─── The records ───

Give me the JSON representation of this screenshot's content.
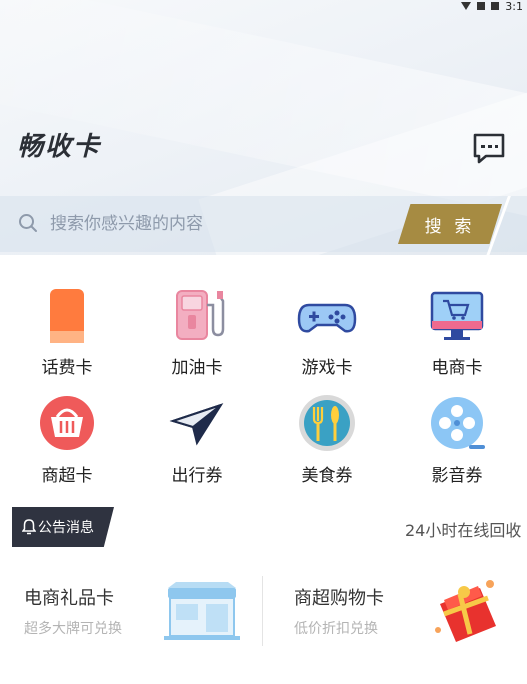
{
  "status_bar": {
    "time": "3:1"
  },
  "header": {
    "title": "畅收卡"
  },
  "search": {
    "placeholder": "搜索你感兴趣的内容",
    "button_label": "搜 索"
  },
  "categories": [
    {
      "label": "话费卡",
      "icon": "phone-card-icon"
    },
    {
      "label": "加油卡",
      "icon": "fuel-pump-icon"
    },
    {
      "label": "游戏卡",
      "icon": "gamepad-icon"
    },
    {
      "label": "电商卡",
      "icon": "shopping-cart-monitor-icon"
    },
    {
      "label": "商超卡",
      "icon": "shopping-basket-icon"
    },
    {
      "label": "出行券",
      "icon": "paper-plane-icon"
    },
    {
      "label": "美食券",
      "icon": "fork-knife-icon"
    },
    {
      "label": "影音券",
      "icon": "film-reel-icon"
    }
  ],
  "notice": {
    "tag": "公告消息",
    "text": "24小时在线回收"
  },
  "promo_cards": [
    {
      "title": "电商礼品卡",
      "subtitle": "超多大牌可兑换",
      "image": "storefront-illustration"
    },
    {
      "title": "商超购物卡",
      "subtitle": "低价折扣兑换",
      "image": "red-gift-box-illustration"
    }
  ],
  "colors": {
    "accent_gold": "#a68b42",
    "notice_bg": "#2f3340",
    "header_bg": "#e9eef4"
  }
}
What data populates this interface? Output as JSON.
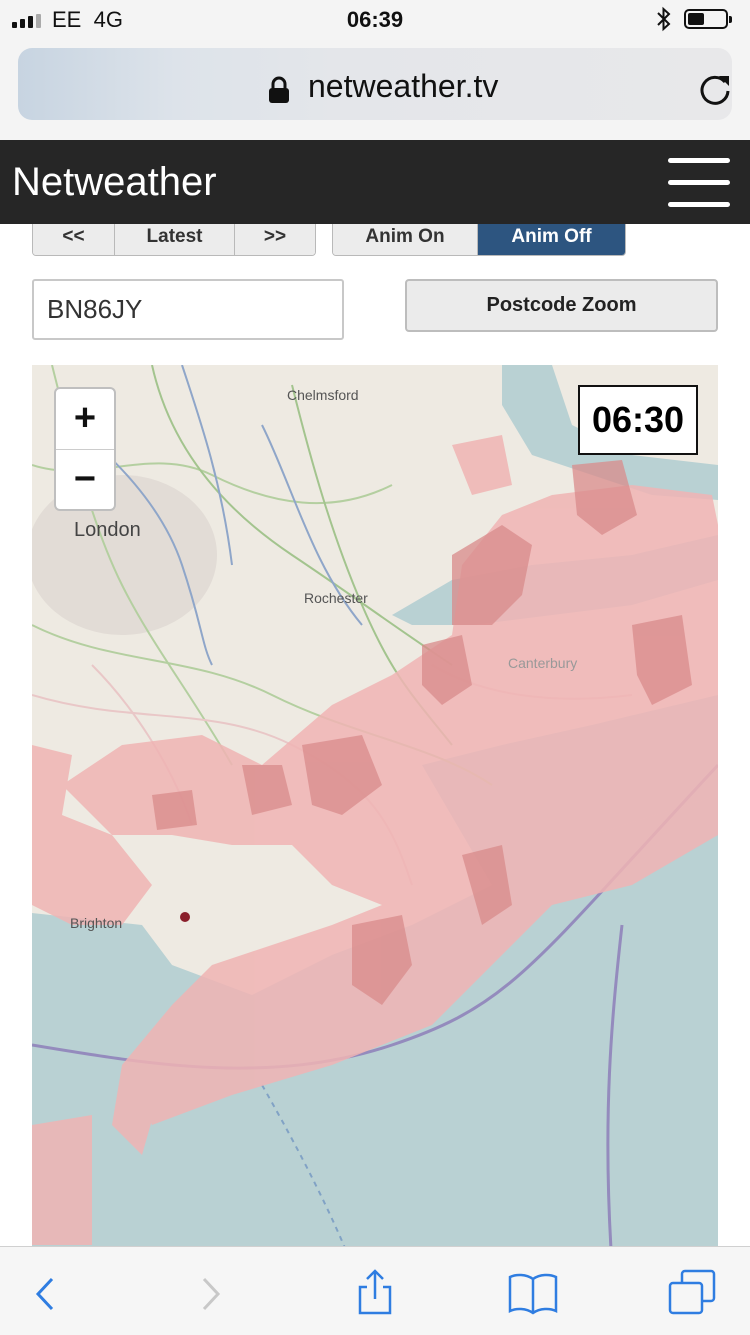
{
  "status_bar": {
    "carrier": "EE",
    "network": "4G",
    "time": "06:39"
  },
  "browser": {
    "url": "netweather.tv"
  },
  "site": {
    "brand": "Netweather"
  },
  "controls": {
    "prev_label": "<<",
    "latest_label": "Latest",
    "next_label": ">>",
    "anim_on_label": "Anim On",
    "anim_off_label": "Anim Off",
    "postcode_value": "BN86JY",
    "postcode_zoom_label": "Postcode Zoom"
  },
  "map": {
    "zoom_in": "+",
    "zoom_out": "−",
    "timestamp": "06:30",
    "places": {
      "chelmsford": "Chelmsford",
      "london": "London",
      "rochester": "Rochester",
      "canterbury": "Canterbury",
      "brighton": "Brighton"
    }
  },
  "colors": {
    "header": "#262626",
    "anim_active": "#2d5580",
    "sea": "#b9d1d3",
    "rain_light": "#f0b4b4",
    "rain_heavy": "#d98b8b"
  }
}
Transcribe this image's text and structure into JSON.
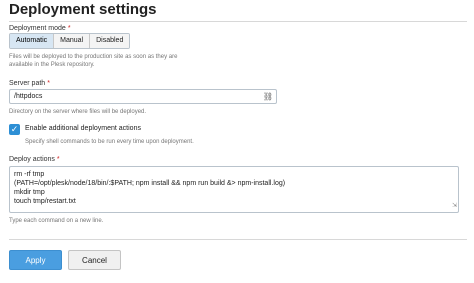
{
  "page": {
    "title": "Deployment settings"
  },
  "deployment_mode": {
    "label": "Deployment mode",
    "required": "*",
    "options": [
      "Automatic",
      "Manual",
      "Disabled"
    ],
    "selected": "Automatic",
    "help_line1": "Files will be deployed to the production site as soon as they are",
    "help_line2": "available in the Plesk repository."
  },
  "server_path": {
    "label": "Server path",
    "required": "*",
    "value": "/httpdocs",
    "icon": "folder-browse-icon",
    "help": "Directory on the server where files will be deployed."
  },
  "additional_actions": {
    "checked": true,
    "label": "Enable additional deployment actions",
    "help": "Specify shell commands to be run every time upon deployment."
  },
  "deploy_actions": {
    "label": "Deploy actions",
    "required": "*",
    "lines": [
      "rm -rf tmp",
      "(PATH=/opt/plesk/node/18/bin/:$PATH;  npm install && npm run build &> npm-install.log)",
      "mkdir tmp",
      "touch tmp/restart.txt"
    ],
    "help": "Type each command on a new line."
  },
  "buttons": {
    "apply": "Apply",
    "cancel": "Cancel"
  },
  "colors": {
    "accent": "#2d8fd5",
    "apply_button": "#4a9ee0",
    "required": "#d02020"
  }
}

───

Reproduce the whole listing word for word, setting aside any pictures.

Give me the JSON representation of this screenshot's content.
{
  "status_bar": {
    "time": "3:1"
  },
  "header": {
    "title": "畅收卡"
  },
  "search": {
    "placeholder": "搜索你感兴趣的内容",
    "button_label": "搜 索"
  },
  "categories": [
    {
      "label": "话费卡",
      "icon": "phone-card-icon"
    },
    {
      "label": "加油卡",
      "icon": "fuel-pump-icon"
    },
    {
      "label": "游戏卡",
      "icon": "gamepad-icon"
    },
    {
      "label": "电商卡",
      "icon": "shopping-cart-monitor-icon"
    },
    {
      "label": "商超卡",
      "icon": "shopping-basket-icon"
    },
    {
      "label": "出行券",
      "icon": "paper-plane-icon"
    },
    {
      "label": "美食券",
      "icon": "fork-knife-icon"
    },
    {
      "label": "影音券",
      "icon": "film-reel-icon"
    }
  ],
  "notice": {
    "tag": "公告消息",
    "text": "24小时在线回收"
  },
  "promo_cards": [
    {
      "title": "电商礼品卡",
      "subtitle": "超多大牌可兑换",
      "image": "storefront-illustration"
    },
    {
      "title": "商超购物卡",
      "subtitle": "低价折扣兑换",
      "image": "red-gift-box-illustration"
    }
  ],
  "colors": {
    "accent_gold": "#a68b42",
    "notice_bg": "#2f3340",
    "header_bg": "#e9eef4"
  }
}
What data populates this interface? Output as JSON.
{
  "status_bar": {
    "carrier": "EE",
    "network": "4G",
    "time": "06:39"
  },
  "browser": {
    "url": "netweather.tv"
  },
  "site": {
    "brand": "Netweather"
  },
  "controls": {
    "prev_label": "<<",
    "latest_label": "Latest",
    "next_label": ">>",
    "anim_on_label": "Anim On",
    "anim_off_label": "Anim Off",
    "postcode_value": "BN86JY",
    "postcode_zoom_label": "Postcode Zoom"
  },
  "map": {
    "zoom_in": "+",
    "zoom_out": "−",
    "timestamp": "06:30",
    "places": {
      "chelmsford": "Chelmsford",
      "london": "London",
      "rochester": "Rochester",
      "canterbury": "Canterbury",
      "brighton": "Brighton"
    }
  },
  "colors": {
    "header": "#262626",
    "anim_active": "#2d5580",
    "sea": "#b9d1d3",
    "rain_light": "#f0b4b4",
    "rain_heavy": "#d98b8b"
  }
}
Transcribe this image's text and structure into JSON.
{
  "page": {
    "title": "Deployment settings"
  },
  "deployment_mode": {
    "label": "Deployment mode",
    "required": "*",
    "options": [
      "Automatic",
      "Manual",
      "Disabled"
    ],
    "selected": "Automatic",
    "help_line1": "Files will be deployed to the production site as soon as they are",
    "help_line2": "available in the Plesk repository."
  },
  "server_path": {
    "label": "Server path",
    "required": "*",
    "value": "/httpdocs",
    "icon": "folder-browse-icon",
    "help": "Directory on the server where files will be deployed."
  },
  "additional_actions": {
    "checked": true,
    "label": "Enable additional deployment actions",
    "help": "Specify shell commands to be run every time upon deployment."
  },
  "deploy_actions": {
    "label": "Deploy actions",
    "required": "*",
    "lines": [
      "rm -rf tmp",
      "(PATH=/opt/plesk/node/18/bin/:$PATH;  npm install && npm run build &> npm-install.log)",
      "mkdir tmp",
      "touch tmp/restart.txt"
    ],
    "help": "Type each command on a new line."
  },
  "buttons": {
    "apply": "Apply",
    "cancel": "Cancel"
  },
  "colors": {
    "accent": "#2d8fd5",
    "apply_button": "#4a9ee0",
    "required": "#d02020"
  }
}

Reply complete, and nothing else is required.